◆ **YOUR OBJECTIVE**:
All lines featuring the string "text" are to be listed.

Dataset items:
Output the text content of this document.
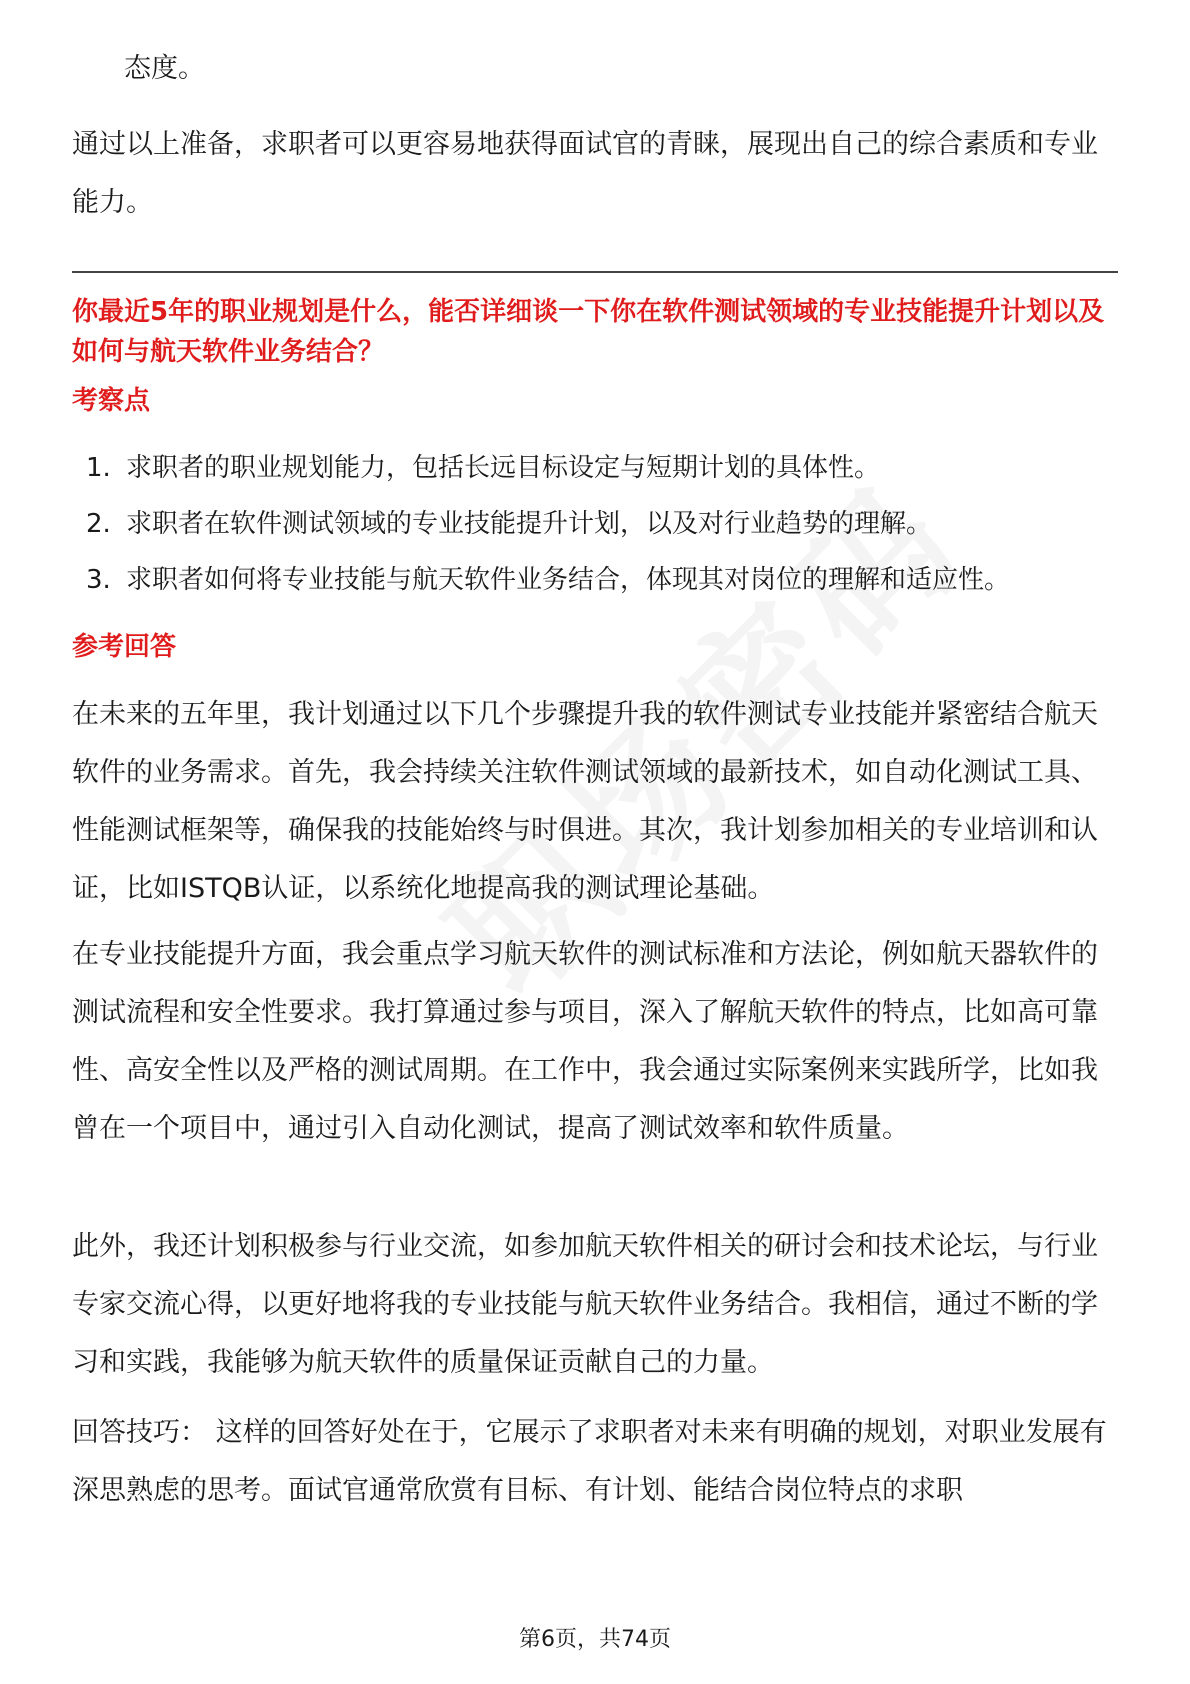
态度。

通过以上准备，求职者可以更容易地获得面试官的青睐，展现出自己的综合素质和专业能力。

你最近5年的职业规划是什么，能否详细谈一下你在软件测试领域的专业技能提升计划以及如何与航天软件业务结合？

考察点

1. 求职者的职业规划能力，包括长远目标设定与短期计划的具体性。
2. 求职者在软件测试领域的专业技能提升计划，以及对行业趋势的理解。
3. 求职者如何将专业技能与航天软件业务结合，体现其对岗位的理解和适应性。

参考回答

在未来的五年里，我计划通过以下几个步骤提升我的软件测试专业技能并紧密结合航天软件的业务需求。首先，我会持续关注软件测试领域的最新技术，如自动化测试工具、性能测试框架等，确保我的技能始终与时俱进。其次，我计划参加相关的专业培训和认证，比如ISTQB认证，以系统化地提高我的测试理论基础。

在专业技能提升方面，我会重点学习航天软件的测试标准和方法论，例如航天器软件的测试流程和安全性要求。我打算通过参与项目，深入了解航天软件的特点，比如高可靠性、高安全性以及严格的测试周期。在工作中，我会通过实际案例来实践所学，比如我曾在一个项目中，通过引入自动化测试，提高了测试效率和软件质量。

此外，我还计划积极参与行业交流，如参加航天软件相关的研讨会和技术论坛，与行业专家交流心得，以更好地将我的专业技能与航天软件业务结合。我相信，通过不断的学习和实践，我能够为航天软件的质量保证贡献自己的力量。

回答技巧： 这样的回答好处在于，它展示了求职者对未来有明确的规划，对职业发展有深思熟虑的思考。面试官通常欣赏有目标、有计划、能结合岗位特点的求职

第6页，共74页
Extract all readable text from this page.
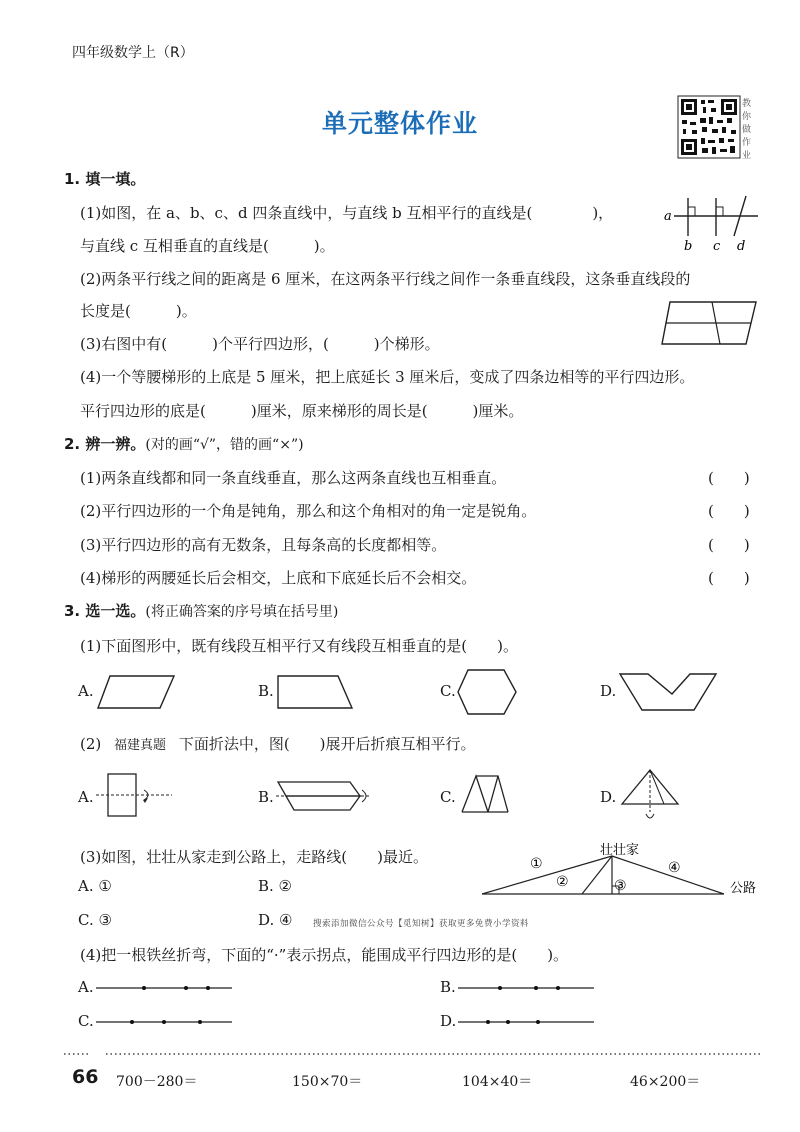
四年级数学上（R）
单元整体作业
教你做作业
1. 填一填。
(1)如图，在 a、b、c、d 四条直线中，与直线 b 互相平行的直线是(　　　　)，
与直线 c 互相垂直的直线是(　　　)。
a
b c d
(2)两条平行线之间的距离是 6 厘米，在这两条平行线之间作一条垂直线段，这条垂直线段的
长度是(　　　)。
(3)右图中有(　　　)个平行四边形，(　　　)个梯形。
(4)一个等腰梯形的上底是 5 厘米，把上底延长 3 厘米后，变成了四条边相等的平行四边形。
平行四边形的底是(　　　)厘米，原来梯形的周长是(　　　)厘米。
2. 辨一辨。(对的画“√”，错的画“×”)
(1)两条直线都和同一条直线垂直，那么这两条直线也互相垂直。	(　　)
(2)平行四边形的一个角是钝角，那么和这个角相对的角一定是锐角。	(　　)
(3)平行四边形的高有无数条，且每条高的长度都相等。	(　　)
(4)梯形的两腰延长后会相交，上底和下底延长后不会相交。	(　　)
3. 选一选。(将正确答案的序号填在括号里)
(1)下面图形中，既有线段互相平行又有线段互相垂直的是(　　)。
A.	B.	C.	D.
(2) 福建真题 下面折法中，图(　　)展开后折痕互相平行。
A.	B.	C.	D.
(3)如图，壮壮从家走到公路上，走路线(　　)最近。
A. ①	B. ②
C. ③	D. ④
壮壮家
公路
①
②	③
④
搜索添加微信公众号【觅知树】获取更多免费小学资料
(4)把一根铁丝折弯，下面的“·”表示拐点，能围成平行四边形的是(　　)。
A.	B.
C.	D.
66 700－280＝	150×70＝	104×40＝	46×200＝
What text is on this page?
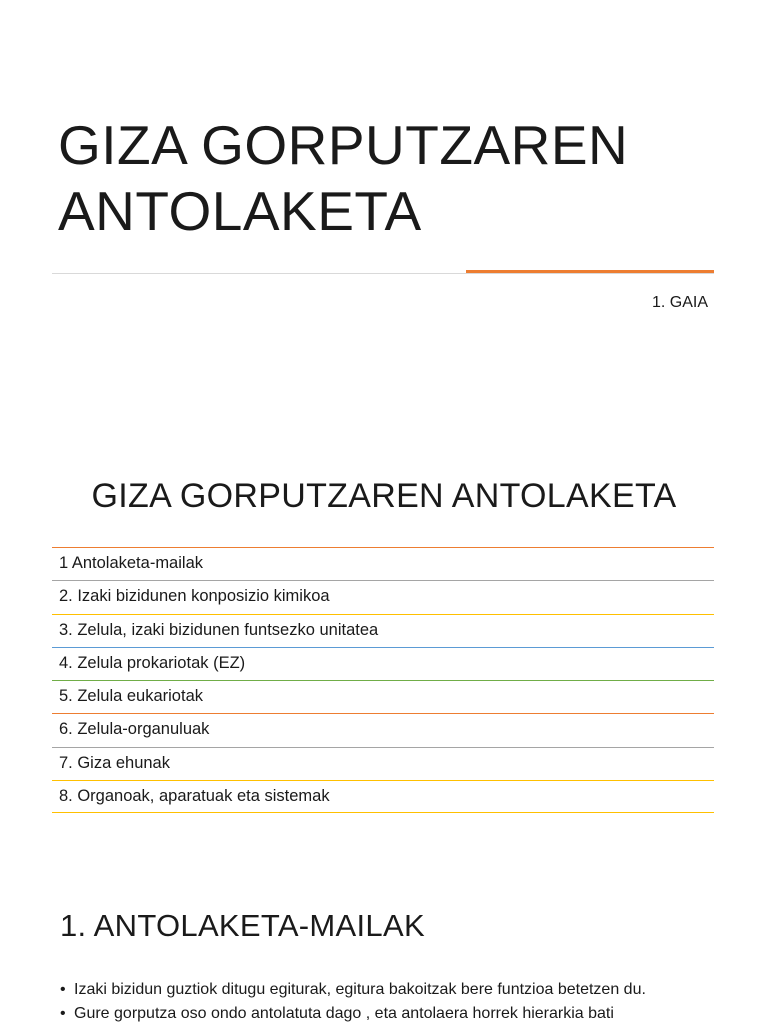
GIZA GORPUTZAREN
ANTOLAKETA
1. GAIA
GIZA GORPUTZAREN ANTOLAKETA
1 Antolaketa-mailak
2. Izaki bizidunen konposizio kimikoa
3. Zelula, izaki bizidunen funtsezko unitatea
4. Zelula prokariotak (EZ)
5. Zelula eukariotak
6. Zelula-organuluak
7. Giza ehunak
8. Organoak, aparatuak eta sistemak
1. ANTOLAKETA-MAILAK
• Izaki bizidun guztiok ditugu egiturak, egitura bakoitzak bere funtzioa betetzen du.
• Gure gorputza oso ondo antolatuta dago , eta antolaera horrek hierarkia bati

◆ **EXERCISE RESULT**:
Output the text content of this document.
Extract all readable text from this page.
What text is on this page?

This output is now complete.